#### What is being asked
List all lines in the material below that contain "label".

#### Given data
--
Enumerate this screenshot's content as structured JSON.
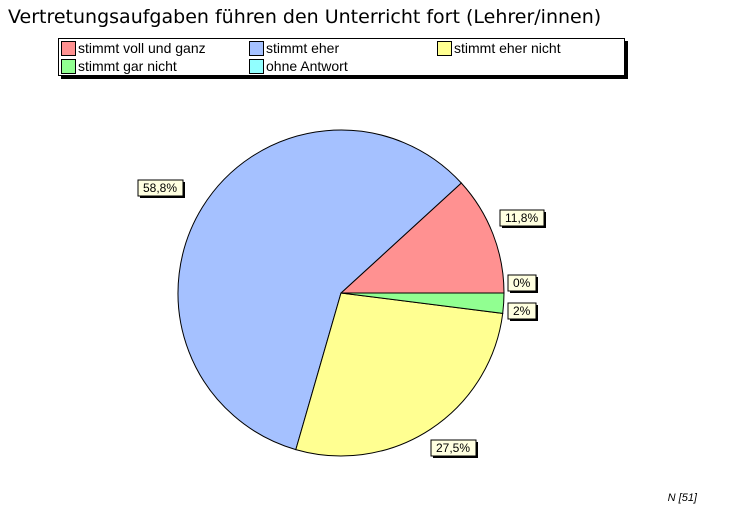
{
  "chart_data": {
    "type": "pie",
    "title": "Vertretungsaufgaben führen den Unterricht fort (Lehrer/innen)",
    "slices": [
      {
        "name": "stimmt voll und ganz",
        "value": 11.8,
        "label": "11,8%",
        "color": "#ff9191"
      },
      {
        "name": "stimmt eher",
        "value": 58.8,
        "label": "58,8%",
        "color": "#a5c1ff"
      },
      {
        "name": "stimmt eher nicht",
        "value": 27.5,
        "label": "27,5%",
        "color": "#ffff91"
      },
      {
        "name": "stimmt gar nicht",
        "value": 2,
        "label": "2%",
        "color": "#91ff91"
      },
      {
        "name": "ohne Antwort",
        "value": 0,
        "label": "0%",
        "color": "#91ffff"
      }
    ],
    "legend_position": "top",
    "footnote": "N [51]"
  }
}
--
#### Solution
        "label": "11,8%",
        "label": "58,8%",
        "label": "27,5%",
        "label": "2%",
        "label": "0%",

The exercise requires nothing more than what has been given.